- **Problem requirements**:
In the entries below, find every line with "contribute" and copy it.

----

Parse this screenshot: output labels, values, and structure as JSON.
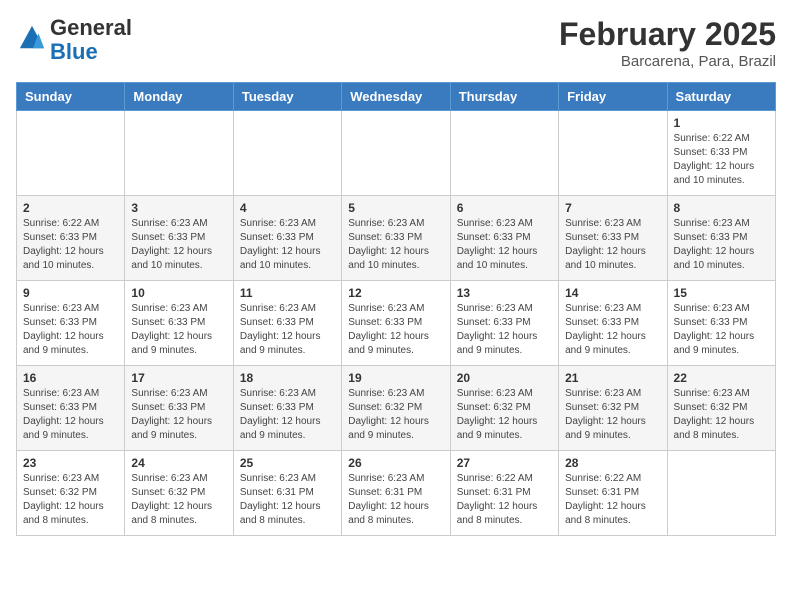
{
  "logo": {
    "general": "General",
    "blue": "Blue"
  },
  "header": {
    "month": "February 2025",
    "location": "Barcarena, Para, Brazil"
  },
  "weekdays": [
    "Sunday",
    "Monday",
    "Tuesday",
    "Wednesday",
    "Thursday",
    "Friday",
    "Saturday"
  ],
  "weeks": [
    [
      {
        "day": "",
        "info": ""
      },
      {
        "day": "",
        "info": ""
      },
      {
        "day": "",
        "info": ""
      },
      {
        "day": "",
        "info": ""
      },
      {
        "day": "",
        "info": ""
      },
      {
        "day": "",
        "info": ""
      },
      {
        "day": "1",
        "info": "Sunrise: 6:22 AM\nSunset: 6:33 PM\nDaylight: 12 hours and 10 minutes."
      }
    ],
    [
      {
        "day": "2",
        "info": "Sunrise: 6:22 AM\nSunset: 6:33 PM\nDaylight: 12 hours and 10 minutes."
      },
      {
        "day": "3",
        "info": "Sunrise: 6:23 AM\nSunset: 6:33 PM\nDaylight: 12 hours and 10 minutes."
      },
      {
        "day": "4",
        "info": "Sunrise: 6:23 AM\nSunset: 6:33 PM\nDaylight: 12 hours and 10 minutes."
      },
      {
        "day": "5",
        "info": "Sunrise: 6:23 AM\nSunset: 6:33 PM\nDaylight: 12 hours and 10 minutes."
      },
      {
        "day": "6",
        "info": "Sunrise: 6:23 AM\nSunset: 6:33 PM\nDaylight: 12 hours and 10 minutes."
      },
      {
        "day": "7",
        "info": "Sunrise: 6:23 AM\nSunset: 6:33 PM\nDaylight: 12 hours and 10 minutes."
      },
      {
        "day": "8",
        "info": "Sunrise: 6:23 AM\nSunset: 6:33 PM\nDaylight: 12 hours and 10 minutes."
      }
    ],
    [
      {
        "day": "9",
        "info": "Sunrise: 6:23 AM\nSunset: 6:33 PM\nDaylight: 12 hours and 9 minutes."
      },
      {
        "day": "10",
        "info": "Sunrise: 6:23 AM\nSunset: 6:33 PM\nDaylight: 12 hours and 9 minutes."
      },
      {
        "day": "11",
        "info": "Sunrise: 6:23 AM\nSunset: 6:33 PM\nDaylight: 12 hours and 9 minutes."
      },
      {
        "day": "12",
        "info": "Sunrise: 6:23 AM\nSunset: 6:33 PM\nDaylight: 12 hours and 9 minutes."
      },
      {
        "day": "13",
        "info": "Sunrise: 6:23 AM\nSunset: 6:33 PM\nDaylight: 12 hours and 9 minutes."
      },
      {
        "day": "14",
        "info": "Sunrise: 6:23 AM\nSunset: 6:33 PM\nDaylight: 12 hours and 9 minutes."
      },
      {
        "day": "15",
        "info": "Sunrise: 6:23 AM\nSunset: 6:33 PM\nDaylight: 12 hours and 9 minutes."
      }
    ],
    [
      {
        "day": "16",
        "info": "Sunrise: 6:23 AM\nSunset: 6:33 PM\nDaylight: 12 hours and 9 minutes."
      },
      {
        "day": "17",
        "info": "Sunrise: 6:23 AM\nSunset: 6:33 PM\nDaylight: 12 hours and 9 minutes."
      },
      {
        "day": "18",
        "info": "Sunrise: 6:23 AM\nSunset: 6:33 PM\nDaylight: 12 hours and 9 minutes."
      },
      {
        "day": "19",
        "info": "Sunrise: 6:23 AM\nSunset: 6:32 PM\nDaylight: 12 hours and 9 minutes."
      },
      {
        "day": "20",
        "info": "Sunrise: 6:23 AM\nSunset: 6:32 PM\nDaylight: 12 hours and 9 minutes."
      },
      {
        "day": "21",
        "info": "Sunrise: 6:23 AM\nSunset: 6:32 PM\nDaylight: 12 hours and 9 minutes."
      },
      {
        "day": "22",
        "info": "Sunrise: 6:23 AM\nSunset: 6:32 PM\nDaylight: 12 hours and 8 minutes."
      }
    ],
    [
      {
        "day": "23",
        "info": "Sunrise: 6:23 AM\nSunset: 6:32 PM\nDaylight: 12 hours and 8 minutes."
      },
      {
        "day": "24",
        "info": "Sunrise: 6:23 AM\nSunset: 6:32 PM\nDaylight: 12 hours and 8 minutes."
      },
      {
        "day": "25",
        "info": "Sunrise: 6:23 AM\nSunset: 6:31 PM\nDaylight: 12 hours and 8 minutes."
      },
      {
        "day": "26",
        "info": "Sunrise: 6:23 AM\nSunset: 6:31 PM\nDaylight: 12 hours and 8 minutes."
      },
      {
        "day": "27",
        "info": "Sunrise: 6:22 AM\nSunset: 6:31 PM\nDaylight: 12 hours and 8 minutes."
      },
      {
        "day": "28",
        "info": "Sunrise: 6:22 AM\nSunset: 6:31 PM\nDaylight: 12 hours and 8 minutes."
      },
      {
        "day": "",
        "info": ""
      }
    ]
  ]
}
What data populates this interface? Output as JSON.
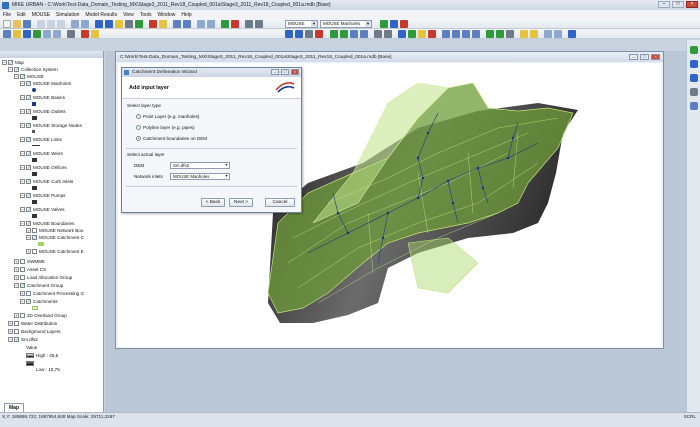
{
  "window": {
    "title": "MIKE URBAN - C:\\Work\\Test-Data_Domain_Testing_MX\\Stage3_2011_Rev18_Coupled_001a\\Stage3_2011_Rev18_Coupled_001a.mdb [Base]"
  },
  "menu": [
    "File",
    "Edit",
    "MOUSE",
    "Simulation",
    "Model Results",
    "View",
    "Tools",
    "Window",
    "Help"
  ],
  "toolbar": {
    "select1": "MOUSE",
    "select2": "MOUSE Manholes",
    "colors": {
      "blue": "#2f63c6",
      "green": "#2f9a3a",
      "red": "#c8392b",
      "yellow": "#e3c43c",
      "grey": "#6f7a88"
    }
  },
  "tree": {
    "tab": "Map",
    "items": [
      {
        "label": "Map",
        "checked": false
      },
      {
        "label": "Collection System",
        "checked": true
      },
      {
        "label": "MOUSE",
        "checked": true
      },
      {
        "label": "MOUSE Manholes",
        "checked": true
      },
      {
        "label": "MOUSE Basins",
        "checked": true
      },
      {
        "label": "MOUSE Outlets",
        "checked": true
      },
      {
        "label": "MOUSE Storage Nodes",
        "checked": true
      },
      {
        "label": "MOUSE Links",
        "checked": true
      },
      {
        "label": "MOUSE Weirs",
        "checked": true
      },
      {
        "label": "MOUSE Orifices",
        "checked": true
      },
      {
        "label": "MOUSE Curb Inlets",
        "checked": true
      },
      {
        "label": "MOUSE Pumps",
        "checked": true
      },
      {
        "label": "MOUSE Valves",
        "checked": true
      },
      {
        "label": "MOUSE Boundaries",
        "checked": true
      },
      {
        "label": "MOUSE Network Bou",
        "checked": false
      },
      {
        "label": "MOUSE Catchment C",
        "checked": true
      },
      {
        "label": "MOUSE Catchment E",
        "checked": false
      },
      {
        "label": "SWMM5",
        "checked": false
      },
      {
        "label": "Asset CS",
        "checked": false
      },
      {
        "label": "Load Allocation Group",
        "checked": false
      },
      {
        "label": "Catchment Group",
        "checked": true
      },
      {
        "label": "Catchment Processing G",
        "checked": false
      },
      {
        "label": "Catchments",
        "checked": true
      },
      {
        "label": "2D Overland Group",
        "checked": false
      },
      {
        "label": "Water Distribution",
        "checked": false
      },
      {
        "label": "Background Layers",
        "checked": false
      },
      {
        "label": "Sm.dfs2",
        "checked": true
      }
    ],
    "legend": {
      "value_label": "Value",
      "high": "High : 45,5",
      "low": "Low : 10,75"
    }
  },
  "document": {
    "title": "C:\\Work\\Test-Data_Domain_Testing_MX\\Stage3_2011_Rev18_Coupled_001a\\Stage3_2011_Rev18_Coupled_001a.mdb [Base]"
  },
  "wizard": {
    "title": "Catchment Delineation Wizard",
    "header": "Add input layer",
    "select_layer_type": "Select layer type",
    "options": [
      "Point Layer (e.g. manholes)",
      "Polyline layer (e.g. pipes)",
      "Catchment boundaries on DEM"
    ],
    "selected_option": 2,
    "select_actual_layer": "Select actual layer",
    "dem_label": "DEM",
    "dem_value": "Sm.dfs2",
    "network_label": "Network inlets",
    "network_value": "MOUSE Manholes",
    "back": "< Back",
    "next": "Next >",
    "cancel": "Cancel"
  },
  "statusbar": {
    "text": "X,Y: 189895,722; 1867954,848    Map Scale: 29711,2267",
    "mode": "SCRL"
  }
}
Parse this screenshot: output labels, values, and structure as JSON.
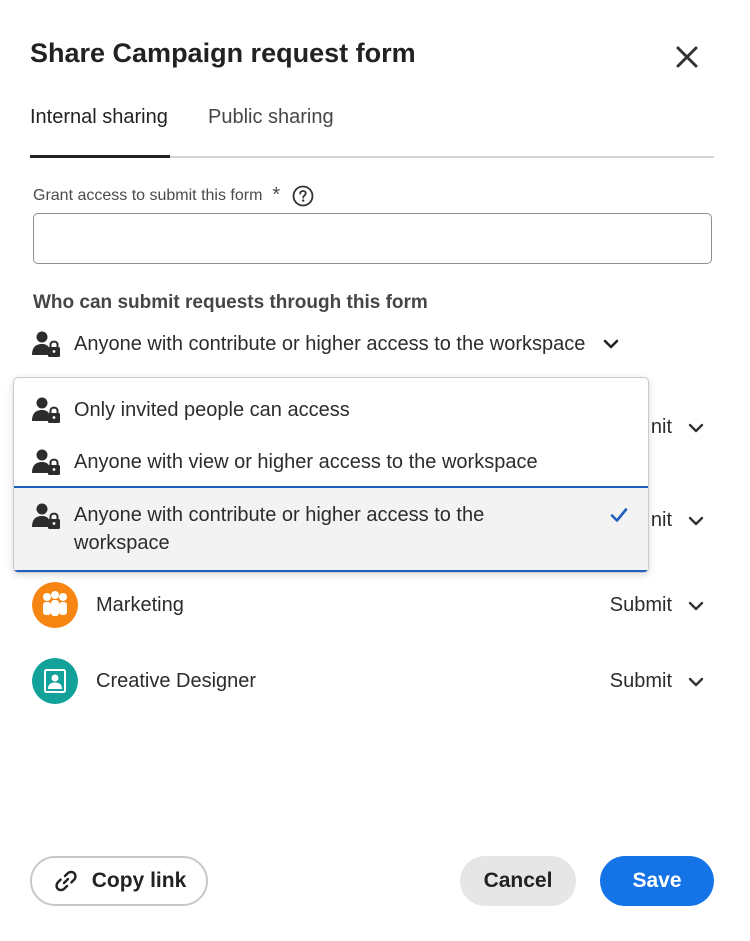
{
  "dialog": {
    "title": "Share Campaign request form"
  },
  "tabs": [
    {
      "label": "Internal sharing",
      "active": true
    },
    {
      "label": "Public sharing",
      "active": false
    }
  ],
  "grant": {
    "label": "Grant access to submit this form",
    "required_mark": "*",
    "value": "",
    "placeholder": ""
  },
  "who": {
    "label": "Who can submit requests through this form",
    "selected": "Anyone with contribute or higher access to the workspace"
  },
  "dropdown": {
    "options": [
      {
        "label": "Only invited people can access",
        "selected": false
      },
      {
        "label": "Anyone with view or higher access to the workspace",
        "selected": false
      },
      {
        "label": "Anyone with contribute or higher access to the workspace",
        "selected": true
      }
    ]
  },
  "hidden_rows": [
    {
      "perm_partial": "nit"
    },
    {
      "perm_partial": "nit"
    }
  ],
  "people": [
    {
      "name": "Marketing",
      "permission": "Submit",
      "avatar_color": "#f68511",
      "icon": "group-icon"
    },
    {
      "name": "Creative Designer",
      "permission": "Submit",
      "avatar_color": "#12a29a",
      "icon": "user-card-icon"
    }
  ],
  "footer": {
    "copy_link": "Copy link",
    "cancel": "Cancel",
    "save": "Save"
  },
  "colors": {
    "accent": "#1473e6",
    "selection_border": "#1f5fbf"
  }
}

----

- **Worked answer**:
    "selected": "Anyone with contribute or higher access to the workspace"
        "label": "Anyone with contribute or higher access to the workspace",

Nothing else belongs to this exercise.